— START OF Given data —
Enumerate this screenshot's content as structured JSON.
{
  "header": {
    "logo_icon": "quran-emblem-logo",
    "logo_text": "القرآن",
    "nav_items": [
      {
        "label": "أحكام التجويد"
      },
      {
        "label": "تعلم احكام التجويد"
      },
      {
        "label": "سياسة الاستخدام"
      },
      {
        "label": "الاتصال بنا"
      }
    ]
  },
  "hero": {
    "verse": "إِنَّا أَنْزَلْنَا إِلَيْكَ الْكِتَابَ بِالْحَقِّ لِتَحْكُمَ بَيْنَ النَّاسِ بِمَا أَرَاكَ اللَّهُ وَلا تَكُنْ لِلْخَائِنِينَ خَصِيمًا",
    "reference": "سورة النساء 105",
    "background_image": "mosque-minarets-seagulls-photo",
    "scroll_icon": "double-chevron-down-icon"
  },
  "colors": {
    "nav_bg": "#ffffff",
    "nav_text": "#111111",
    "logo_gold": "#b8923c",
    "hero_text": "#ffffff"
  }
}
— END OF Given data —
» Task goal: From the material given, work out how many lines hold the string "label"; state that number and nothing further.

» Task response: 4